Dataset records
--------------------------------------------------

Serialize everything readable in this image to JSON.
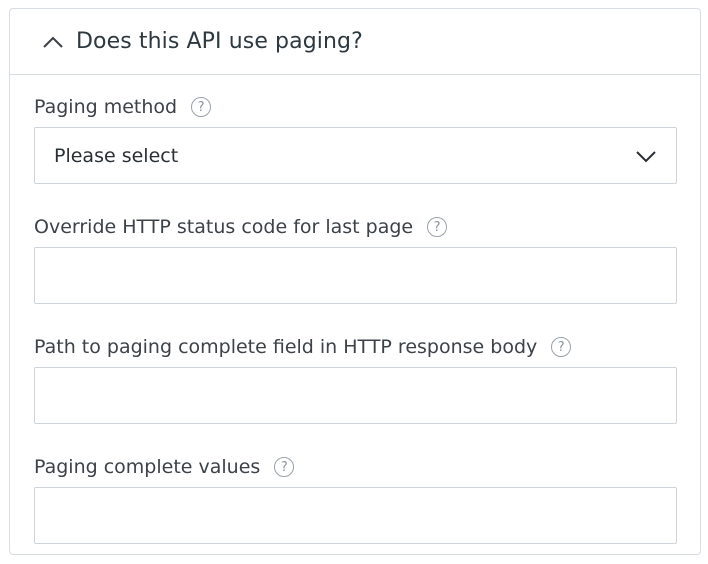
{
  "section": {
    "title": "Does this API use paging?",
    "toggle_icon": "chevron-up-icon"
  },
  "fields": {
    "paging_method": {
      "label": "Paging method",
      "selected": "Please select",
      "help_icon": "help-icon",
      "dropdown_icon": "chevron-down-icon"
    },
    "override_status": {
      "label": "Override HTTP status code for last page",
      "value": "",
      "help_icon": "help-icon"
    },
    "complete_path": {
      "label": "Path to paging complete field in HTTP response body",
      "value": "",
      "help_icon": "help-icon"
    },
    "complete_values": {
      "label": "Paging complete values",
      "value": "",
      "help_icon": "help-icon"
    }
  },
  "help_glyph": "?"
}
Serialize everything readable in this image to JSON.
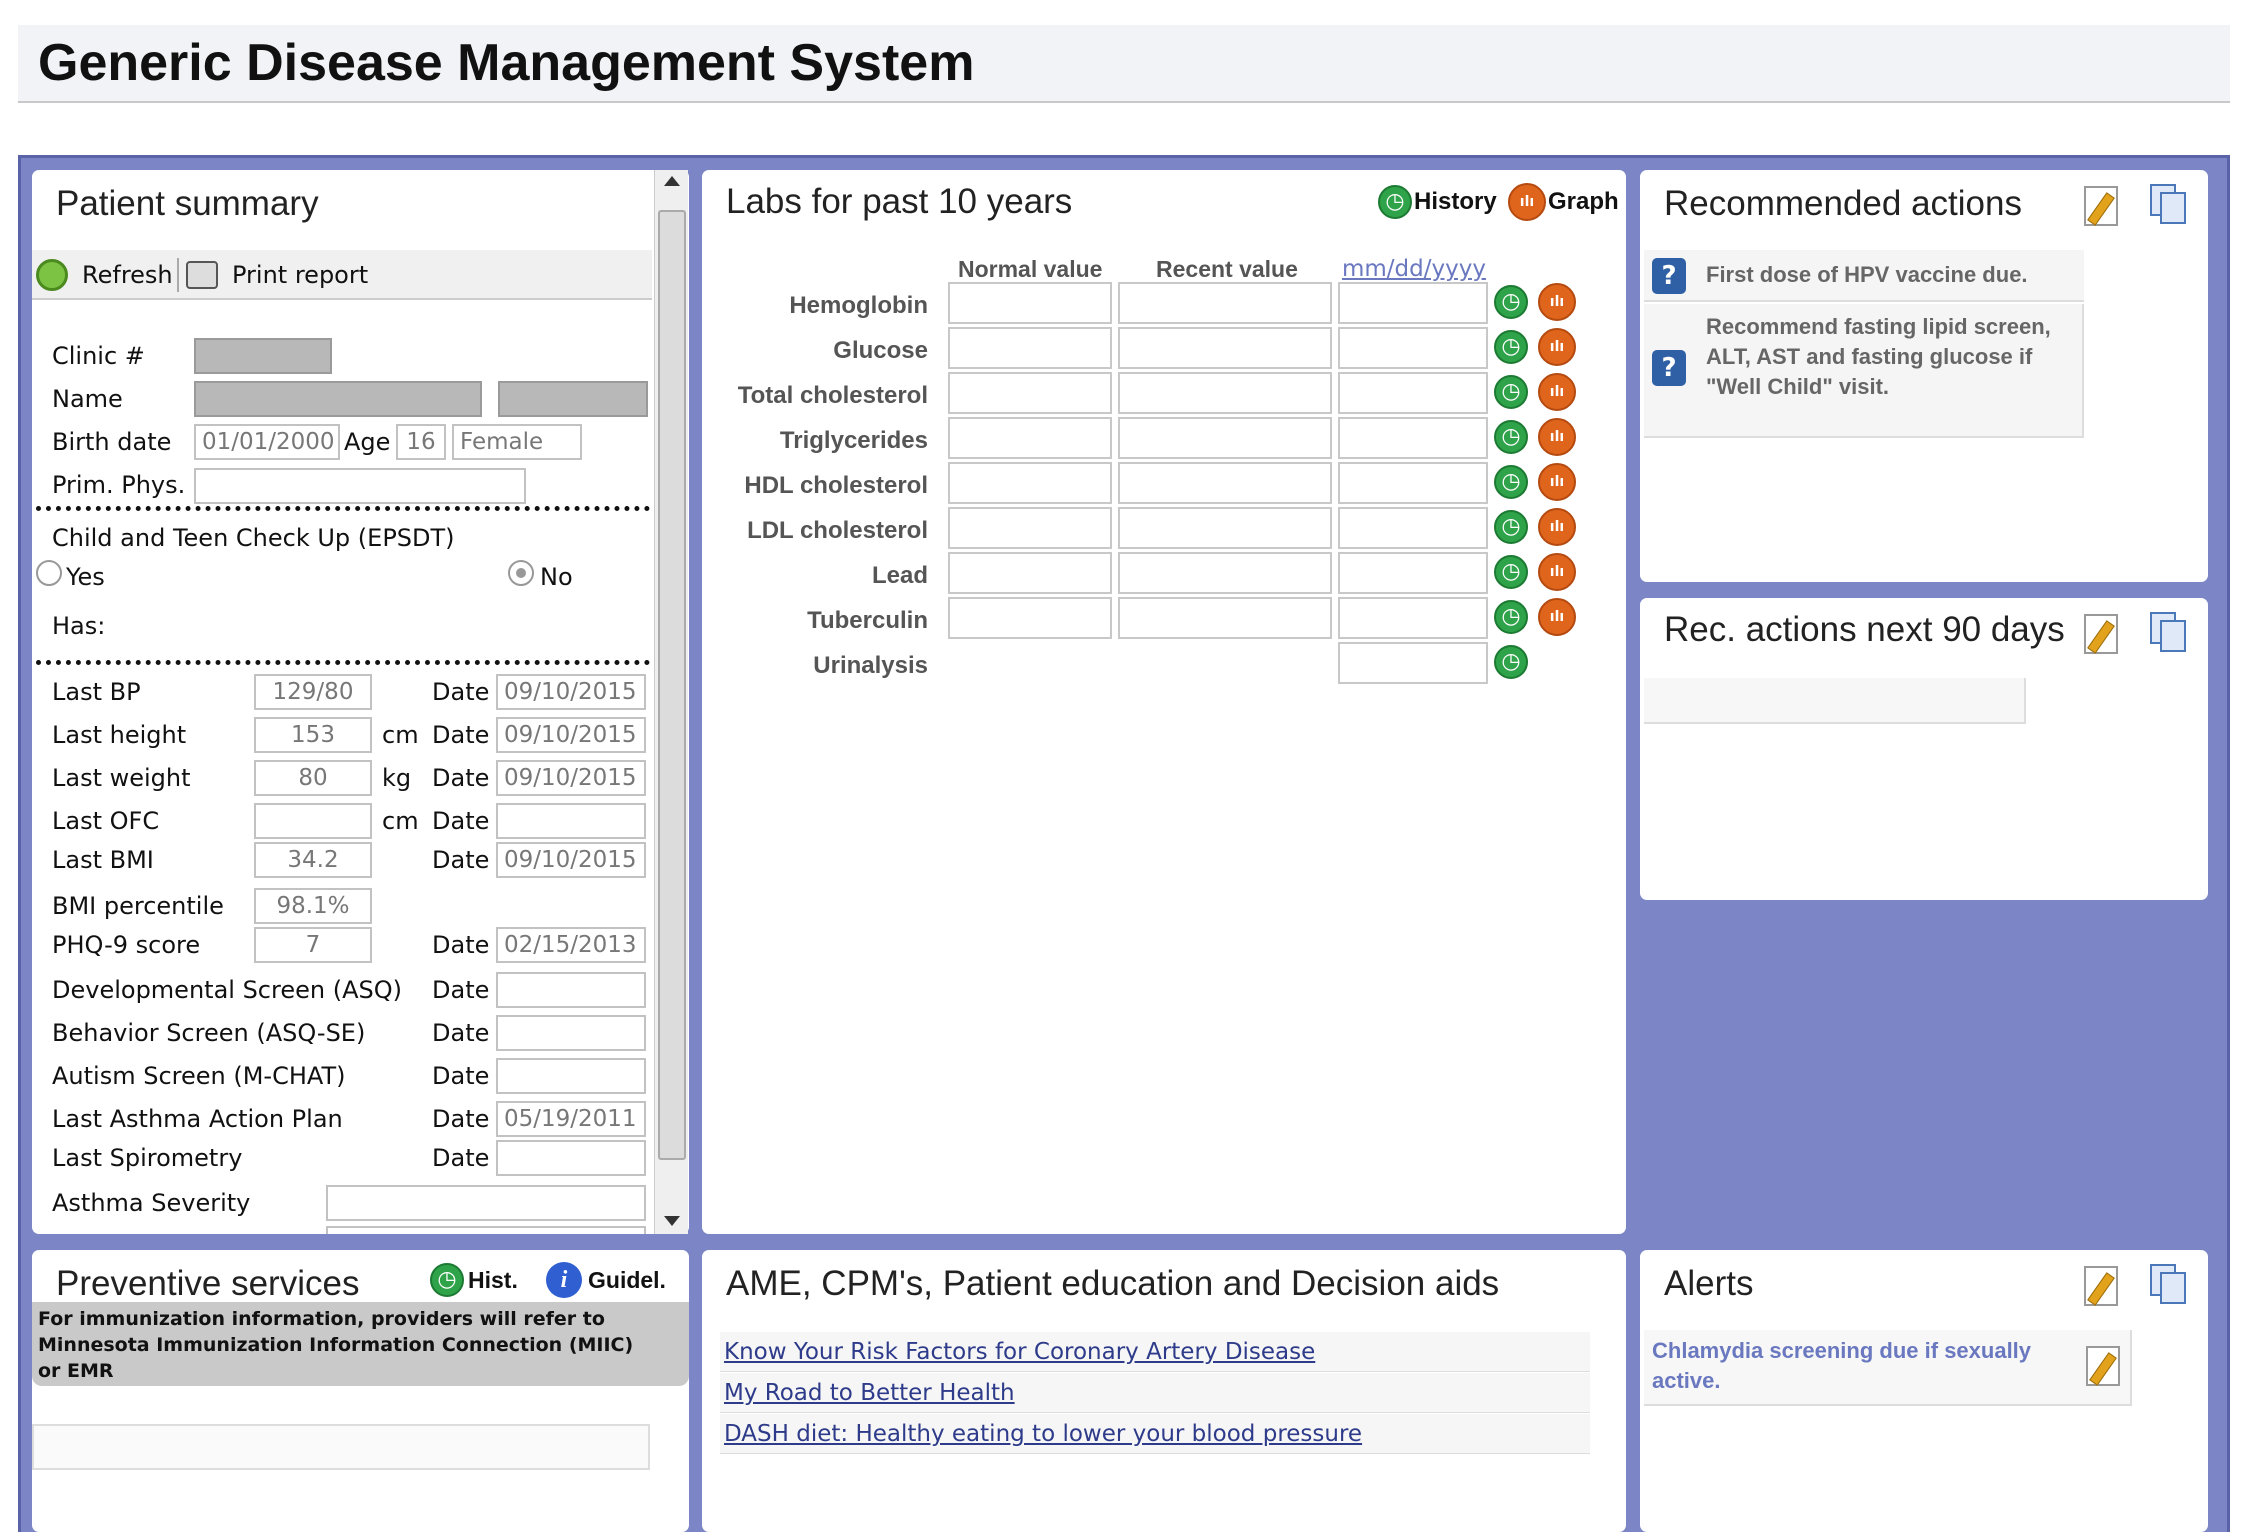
{
  "app": {
    "title": "Generic Disease Management System"
  },
  "patient_summary": {
    "title": "Patient summary",
    "toolbar": {
      "refresh_label": "Refresh",
      "print_label": "Print report"
    },
    "clinic_label": "Clinic #",
    "name_label": "Name",
    "birth_date_label": "Birth date",
    "birth_date_value": "01/01/2000",
    "age_label": "Age",
    "age_value": "16",
    "sex_value": "Female",
    "prim_phys_label": "Prim. Phys.",
    "epsdt_label": "Child and Teen Check Up (EPSDT)",
    "yes_label": "Yes",
    "no_label": "No",
    "has_label": "Has:",
    "date_label": "Date",
    "cm_unit": "cm",
    "kg_unit": "kg",
    "rows": {
      "bp": {
        "label": "Last BP",
        "value": "129/80",
        "date": "09/10/2015"
      },
      "height": {
        "label": "Last height",
        "value": "153",
        "date": "09/10/2015"
      },
      "weight": {
        "label": "Last weight",
        "value": "80",
        "date": "09/10/2015"
      },
      "ofc": {
        "label": "Last OFC",
        "value": "",
        "date": ""
      },
      "bmi": {
        "label": "Last BMI",
        "value": "34.2",
        "date": "09/10/2015"
      },
      "bmi_pct": {
        "label": "BMI percentile",
        "value": "98.1%"
      },
      "phq9": {
        "label": "PHQ-9 score",
        "value": "7",
        "date": "02/15/2013"
      },
      "asq": {
        "label": "Developmental Screen (ASQ)",
        "date": ""
      },
      "asqse": {
        "label": "Behavior Screen (ASQ-SE)",
        "date": ""
      },
      "mchat": {
        "label": "Autism Screen (M-CHAT)",
        "date": ""
      },
      "asthma_plan": {
        "label": "Last Asthma Action Plan",
        "date": "05/19/2011"
      },
      "spirometry": {
        "label": "Last Spirometry",
        "date": ""
      },
      "asthma_severity": {
        "label": "Asthma Severity"
      }
    }
  },
  "labs": {
    "title": "Labs for past 10 years",
    "history_label": "History",
    "graph_label": "Graph",
    "col_normal": "Normal value",
    "col_recent": "Recent value",
    "col_date_placeholder": "mm/dd/yyyy",
    "rows": [
      "Hemoglobin",
      "Glucose",
      "Total cholesterol",
      "Triglycerides",
      "HDL cholesterol",
      "LDL cholesterol",
      "Lead",
      "Tuberculin",
      "Urinalysis"
    ]
  },
  "recommended": {
    "title": "Recommended actions",
    "items": [
      "First dose of HPV vaccine due.",
      "Recommend fasting lipid screen, ALT, AST and fasting glucose if \"Well Child\" visit."
    ]
  },
  "rec90": {
    "title": "Rec. actions next 90 days"
  },
  "preventive": {
    "title": "Preventive services",
    "hist_label": "Hist.",
    "guidel_label": "Guidel.",
    "note": "For immunization information, providers will refer to Minnesota Immunization Information Connection (MIIC) or EMR"
  },
  "ame": {
    "title": "AME, CPM's, Patient education and Decision aids",
    "links": [
      "Know Your Risk Factors for Coronary Artery Disease",
      "My Road to Better Health",
      "DASH diet: Healthy eating to lower your blood pressure"
    ]
  },
  "alerts": {
    "title": "Alerts",
    "items": [
      "Chlamydia screening due if sexually active."
    ]
  }
}
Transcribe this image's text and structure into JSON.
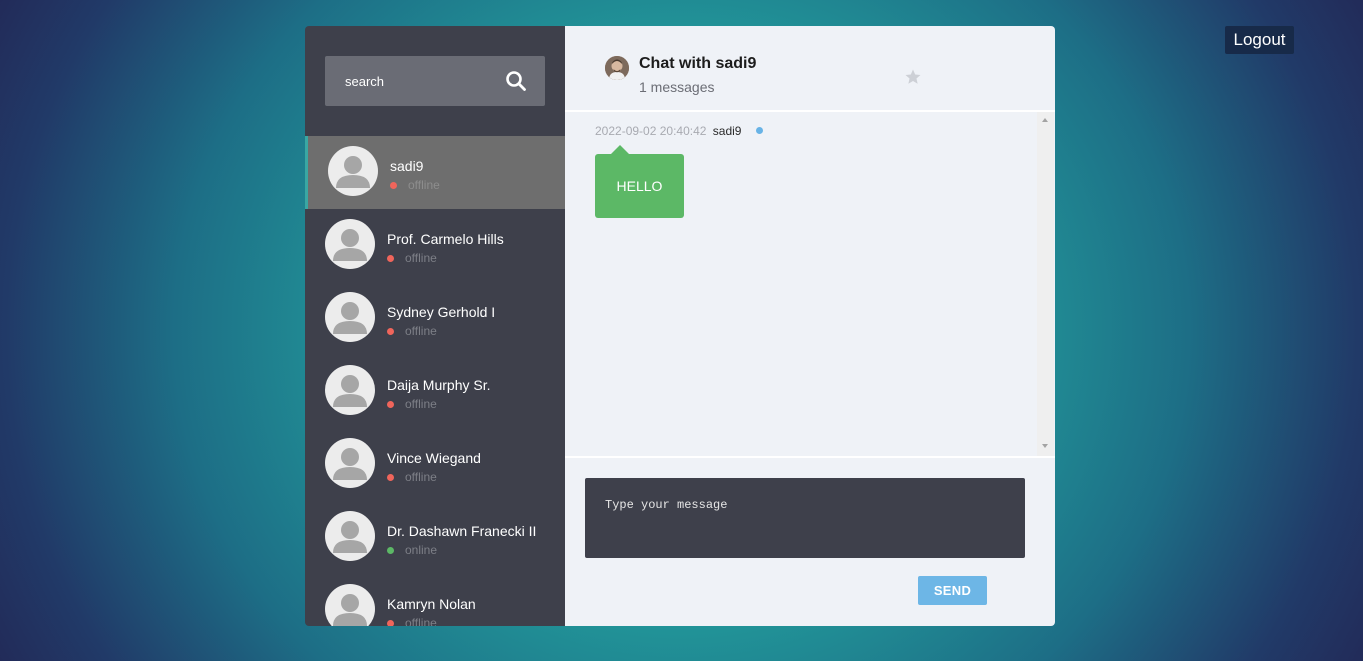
{
  "header": {
    "logout_label": "Logout"
  },
  "sidebar": {
    "search": {
      "placeholder": "search"
    },
    "contacts": [
      {
        "name": "sadi9",
        "status": "offline",
        "status_color": "#f0655b",
        "active": true
      },
      {
        "name": "Prof. Carmelo Hills",
        "status": "offline",
        "status_color": "#f0655b"
      },
      {
        "name": "Sydney Gerhold I",
        "status": "offline",
        "status_color": "#f0655b"
      },
      {
        "name": "Daija Murphy Sr.",
        "status": "offline",
        "status_color": "#f0655b"
      },
      {
        "name": "Vince Wiegand",
        "status": "offline",
        "status_color": "#f0655b"
      },
      {
        "name": "Dr. Dashawn Franecki II",
        "status": "online",
        "status_color": "#5cb866"
      },
      {
        "name": "Kamryn Nolan",
        "status": "offline",
        "status_color": "#f0655b"
      }
    ]
  },
  "chat": {
    "title": "Chat with sadi9",
    "message_count": "1 messages",
    "messages": [
      {
        "time": "2022-09-02 20:40:42",
        "author": "sadi9",
        "text": "HELLO"
      }
    ],
    "composer": {
      "placeholder": "Type your message"
    },
    "send_label": "SEND"
  },
  "colors": {
    "accent": "#3aa7a3",
    "bubble": "#5cb866",
    "send": "#6db6e6",
    "sidebar": "#3e404b"
  },
  "icons": {
    "search": "search-icon",
    "favorite": "star-icon",
    "user": "user-silhouette-icon"
  }
}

--------------------------------------------------

Written exercise:
Beginning with the line that holds "Transcribe this image's", extract every line to the end of the material, exactly as it stands, and drop the pictures.

Solution to this problem:
Transcribe this image's text and structure into JSON.
{
  "header": {
    "logout_label": "Logout"
  },
  "sidebar": {
    "search": {
      "placeholder": "search"
    },
    "contacts": [
      {
        "name": "sadi9",
        "status": "offline",
        "status_color": "#f0655b",
        "active": true
      },
      {
        "name": "Prof. Carmelo Hills",
        "status": "offline",
        "status_color": "#f0655b"
      },
      {
        "name": "Sydney Gerhold I",
        "status": "offline",
        "status_color": "#f0655b"
      },
      {
        "name": "Daija Murphy Sr.",
        "status": "offline",
        "status_color": "#f0655b"
      },
      {
        "name": "Vince Wiegand",
        "status": "offline",
        "status_color": "#f0655b"
      },
      {
        "name": "Dr. Dashawn Franecki II",
        "status": "online",
        "status_color": "#5cb866"
      },
      {
        "name": "Kamryn Nolan",
        "status": "offline",
        "status_color": "#f0655b"
      }
    ]
  },
  "chat": {
    "title": "Chat with sadi9",
    "message_count": "1 messages",
    "messages": [
      {
        "time": "2022-09-02 20:40:42",
        "author": "sadi9",
        "text": "HELLO"
      }
    ],
    "composer": {
      "placeholder": "Type your message"
    },
    "send_label": "SEND"
  },
  "colors": {
    "accent": "#3aa7a3",
    "bubble": "#5cb866",
    "send": "#6db6e6",
    "sidebar": "#3e404b"
  },
  "icons": {
    "search": "search-icon",
    "favorite": "star-icon",
    "user": "user-silhouette-icon"
  }
}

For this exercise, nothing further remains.